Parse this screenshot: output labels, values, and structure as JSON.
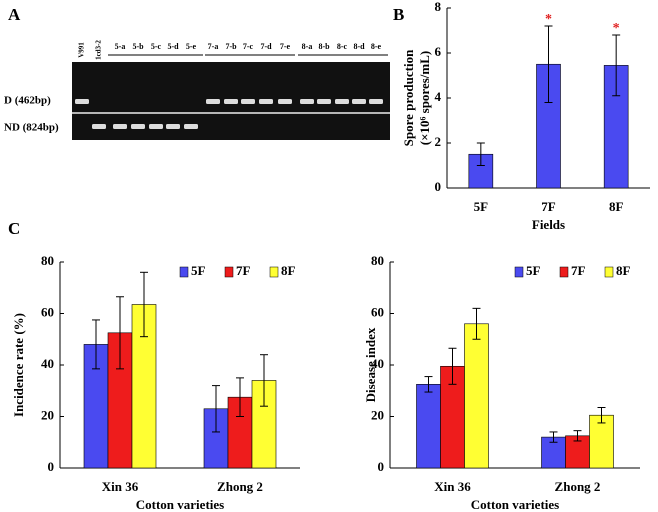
{
  "panel_labels": [
    "A",
    "B",
    "C"
  ],
  "gel": {
    "row_labels": [
      "D (462bp)",
      "ND (824bp)"
    ],
    "lanes": [
      {
        "label": "V991",
        "d": true,
        "nd": false
      },
      {
        "label": "1cd3-2",
        "d": false,
        "nd": true
      },
      {
        "label": "5-a",
        "d": false,
        "nd": true
      },
      {
        "label": "5-b",
        "d": false,
        "nd": true
      },
      {
        "label": "5-c",
        "d": false,
        "nd": true
      },
      {
        "label": "5-d",
        "d": false,
        "nd": true
      },
      {
        "label": "5-e",
        "d": false,
        "nd": true
      },
      {
        "label": "7-a",
        "d": true,
        "nd": false
      },
      {
        "label": "7-b",
        "d": true,
        "nd": false
      },
      {
        "label": "7-c",
        "d": true,
        "nd": false
      },
      {
        "label": "7-d",
        "d": true,
        "nd": false
      },
      {
        "label": "7-e",
        "d": true,
        "nd": false
      },
      {
        "label": "8-a",
        "d": true,
        "nd": false
      },
      {
        "label": "8-b",
        "d": true,
        "nd": false
      },
      {
        "label": "8-c",
        "d": true,
        "nd": false
      },
      {
        "label": "8-d",
        "d": true,
        "nd": false
      },
      {
        "label": "8-e",
        "d": true,
        "nd": false
      }
    ]
  },
  "chart_data": [
    {
      "type": "bar",
      "categories": [
        "5F",
        "7F",
        "8F"
      ],
      "values": [
        1.5,
        5.5,
        5.45
      ],
      "errors": [
        0.5,
        1.7,
        1.35
      ],
      "color": "#4a4af0",
      "significance": [
        null,
        "*",
        "*"
      ],
      "ylim": [
        0,
        8
      ],
      "yticks": [
        0,
        2,
        4,
        6,
        8
      ],
      "ylabel": [
        "Spore production",
        "(×10⁶ spores/mL)"
      ],
      "xlabel": "Fields"
    },
    {
      "type": "grouped-bar",
      "categories": [
        "Xin 36",
        "Zhong 2"
      ],
      "series": [
        {
          "name": "5F",
          "color": "#4a4af0",
          "values": [
            48,
            23
          ],
          "errors": [
            9.5,
            9
          ]
        },
        {
          "name": "7F",
          "color": "#ee1c1c",
          "values": [
            52.5,
            27.5
          ],
          "errors": [
            14,
            7.5
          ]
        },
        {
          "name": "8F",
          "color": "#ffff33",
          "values": [
            63.5,
            34
          ],
          "errors": [
            12.5,
            10
          ]
        }
      ],
      "ylim": [
        0,
        80
      ],
      "yticks": [
        0,
        20,
        40,
        60,
        80
      ],
      "ylabel": [
        "Incidence rate (%)"
      ],
      "xlabel": "Cotton varieties"
    },
    {
      "type": "grouped-bar",
      "categories": [
        "Xin 36",
        "Zhong 2"
      ],
      "series": [
        {
          "name": "5F",
          "color": "#4a4af0",
          "values": [
            32.5,
            12
          ],
          "errors": [
            3,
            2
          ]
        },
        {
          "name": "7F",
          "color": "#ee1c1c",
          "values": [
            39.5,
            12.5
          ],
          "errors": [
            7,
            2
          ]
        },
        {
          "name": "8F",
          "color": "#ffff33",
          "values": [
            56,
            20.5
          ],
          "errors": [
            6,
            3
          ]
        }
      ],
      "ylim": [
        0,
        80
      ],
      "yticks": [
        0,
        20,
        40,
        60,
        80
      ],
      "ylabel": [
        "Disease index"
      ],
      "xlabel": "Cotton varieties"
    }
  ]
}
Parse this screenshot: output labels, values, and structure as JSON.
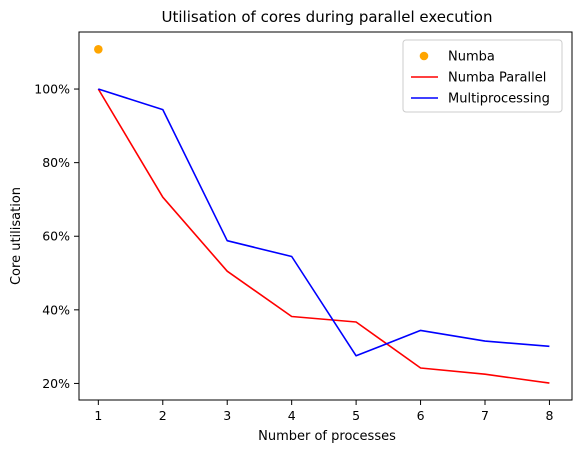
{
  "chart_data": {
    "type": "line",
    "title": "Utilisation of cores during parallel execution",
    "xlabel": "Number of processes",
    "ylabel": "Core utilisation",
    "x": [
      1,
      2,
      3,
      4,
      5,
      6,
      7,
      8
    ],
    "xlim": [
      0.7,
      8.35
    ],
    "ylim": [
      15.5,
      115.5
    ],
    "x_ticks": [
      1,
      2,
      3,
      4,
      5,
      6,
      7,
      8
    ],
    "x_tick_labels": [
      "1",
      "2",
      "3",
      "4",
      "5",
      "6",
      "7",
      "8"
    ],
    "y_ticks": [
      20,
      40,
      60,
      80,
      100
    ],
    "y_tick_labels": [
      "20%",
      "40%",
      "60%",
      "80%",
      "100%"
    ],
    "grid": false,
    "legend_position": "top-right",
    "series": [
      {
        "name": "Numba",
        "kind": "scatter",
        "color": "#ffa500",
        "x": [
          1
        ],
        "values": [
          110.8
        ]
      },
      {
        "name": "Numba Parallel",
        "kind": "line",
        "color": "#ff0000",
        "x": [
          1,
          2,
          3,
          4,
          5,
          6,
          7,
          8
        ],
        "values": [
          100,
          70.6,
          50.5,
          38.2,
          36.7,
          24.2,
          22.5,
          20.1
        ]
      },
      {
        "name": "Multiprocessing",
        "kind": "line",
        "color": "#0000ff",
        "x": [
          1,
          2,
          3,
          4,
          5,
          6,
          7,
          8
        ],
        "values": [
          100,
          94.4,
          58.8,
          54.5,
          27.5,
          34.4,
          31.5,
          30.1
        ]
      }
    ]
  }
}
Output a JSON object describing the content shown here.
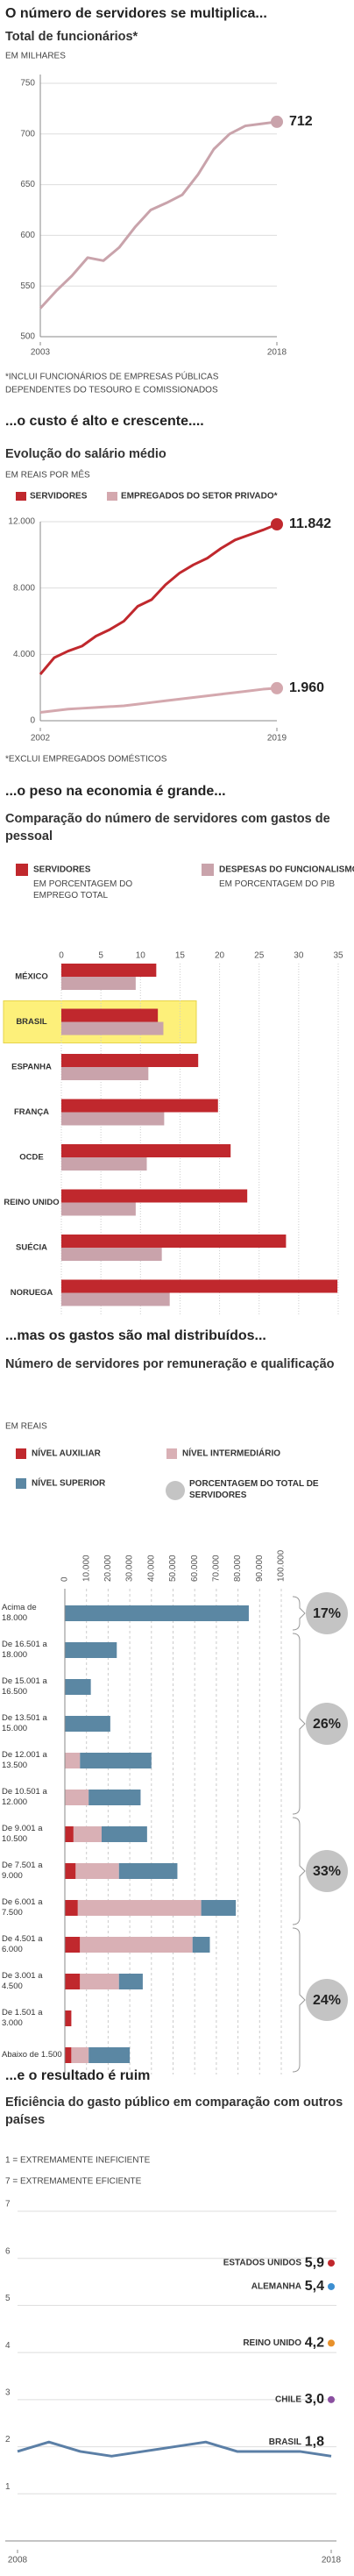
-*-
- **Exercise goal**
Copy the listing word for word, excluding its pictures.

- **Task response**
Parse this screenshot: output labels, values, and structure as JSON.
{
  "panel_labels": [
    "A",
    "B",
    "C"
  ],
  "gel": {
    "row_labels": [
      "D (462bp)",
      "ND (824bp)"
    ],
    "lanes": [
      {
        "label": "V991",
        "d": true,
        "nd": false
      },
      {
        "label": "1cd3-2",
        "d": false,
        "nd": true
      },
      {
        "label": "5-a",
        "d": false,
        "nd": true
      },
      {
        "label": "5-b",
        "d": false,
        "nd": true
      },
      {
        "label": "5-c",
        "d": false,
        "nd": true
      },
      {
        "label": "5-d",
        "d": false,
        "nd": true
      },
      {
        "label": "5-e",
        "d": false,
        "nd": true
      },
      {
        "label": "7-a",
        "d": true,
        "nd": false
      },
      {
        "label": "7-b",
        "d": true,
        "nd": false
      },
      {
        "label": "7-c",
        "d": true,
        "nd": false
      },
      {
        "label": "7-d",
        "d": true,
        "nd": false
      },
      {
        "label": "7-e",
        "d": true,
        "nd": false
      },
      {
        "label": "8-a",
        "d": true,
        "nd": false
      },
      {
        "label": "8-b",
        "d": true,
        "nd": false
      },
      {
        "label": "8-c",
        "d": true,
        "nd": false
      },
      {
        "label": "8-d",
        "d": true,
        "nd": false
      },
      {
        "label": "8-e",
        "d": true,
        "nd": false
      }
    ]
  },
  "chart_data": [
    {
      "type": "bar",
      "categories": [
        "5F",
        "7F",
        "8F"
      ],
      "values": [
        1.5,
        5.5,
        5.45
      ],
      "errors": [
        0.5,
        1.7,
        1.35
      ],
      "color": "#4a4af0",
      "significance": [
        null,
        "*",
        "*"
      ],
      "ylim": [
        0,
        8
      ],
      "yticks": [
        0,
        2,
        4,
        6,
        8
      ],
      "ylabel": [
        "Spore production",
        "(×10⁶ spores/mL)"
      ],
      "xlabel": "Fields"
    },
    {
      "type": "grouped-bar",
      "categories": [
        "Xin 36",
        "Zhong 2"
      ],
      "series": [
        {
          "name": "5F",
          "color": "#4a4af0",
          "values": [
            48,
            23
          ],
          "errors": [
            9.5,
            9
          ]
        },
        {
          "name": "7F",
          "color": "#ee1c1c",
          "values": [
            52.5,
            27.5
          ],
          "errors": [
            14,
            7.5
          ]
        },
        {
          "name": "8F",
          "color": "#ffff33",
          "values": [
            63.5,
            34
          ],
          "errors": [
            12.5,
            10
          ]
        }
      ],
      "ylim": [
        0,
        80
      ],
      "yticks": [
        0,
        20,
        40,
        60,
        80
      ],
      "ylabel": [
        "Incidence rate (%)"
      ],
      "xlabel": "Cotton varieties"
    },
    {
      "type": "grouped-bar",
      "categories": [
        "Xin 36",
        "Zhong 2"
      ],
      "series": [
        {
          "name": "5F",
          "color": "#4a4af0",
          "values": [
            32.5,
            12
          ],
          "errors": [
            3,
            2
          ]
        },
        {
          "name": "7F",
          "color": "#ee1c1c",
          "values": [
            39.5,
            12.5
          ],
          "errors": [
            7,
            2
          ]
        },
        {
          "name": "8F",
          "color": "#ffff33",
          "values": [
            56,
            20.5
          ],
          "errors": [
            6,
            3
          ]
        }
      ],
      "ylim": [
        0,
        80
      ],
      "yticks": [
        0,
        20,
        40,
        60,
        80
      ],
      "ylabel": [
        "Disease index"
      ],
      "xlabel": "Cotton varieties"
    }
  ]
}
Parse this screenshot: output labels, values, and structure as JSON.
{
  "chart_data": {
    "type": "line",
    "title": "Utilisation of cores during parallel execution",
    "xlabel": "Number of processes",
    "ylabel": "Core utilisation",
    "x": [
      1,
      2,
      3,
      4,
      5,
      6,
      7,
      8
    ],
    "xlim": [
      0.7,
      8.35
    ],
    "ylim": [
      15.5,
      115.5
    ],
    "x_ticks": [
      1,
      2,
      3,
      4,
      5,
      6,
      7,
      8
    ],
    "x_tick_labels": [
      "1",
      "2",
      "3",
      "4",
      "5",
      "6",
      "7",
      "8"
    ],
    "y_ticks": [
      20,
      40,
      60,
      80,
      100
    ],
    "y_tick_labels": [
      "20%",
      "40%",
      "60%",
      "80%",
      "100%"
    ],
    "grid": false,
    "legend_position": "top-right",
    "series": [
      {
        "name": "Numba",
        "kind": "scatter",
        "color": "#ffa500",
        "x": [
          1
        ],
        "values": [
          110.8
        ]
      },
      {
        "name": "Numba Parallel",
        "kind": "line",
        "color": "#ff0000",
        "x": [
          1,
          2,
          3,
          4,
          5,
          6,
          7,
          8
        ],
        "values": [
          100,
          70.6,
          50.5,
          38.2,
          36.7,
          24.2,
          22.5,
          20.1
        ]
      },
      {
        "name": "Multiprocessing",
        "kind": "line",
        "color": "#0000ff",
        "x": [
          1,
          2,
          3,
          4,
          5,
          6,
          7,
          8
        ],
        "values": [
          100,
          94.4,
          58.8,
          54.5,
          27.5,
          34.4,
          31.5,
          30.1
        ]
      }
    ]
  }
}
Output a JSON object describing the content shown here.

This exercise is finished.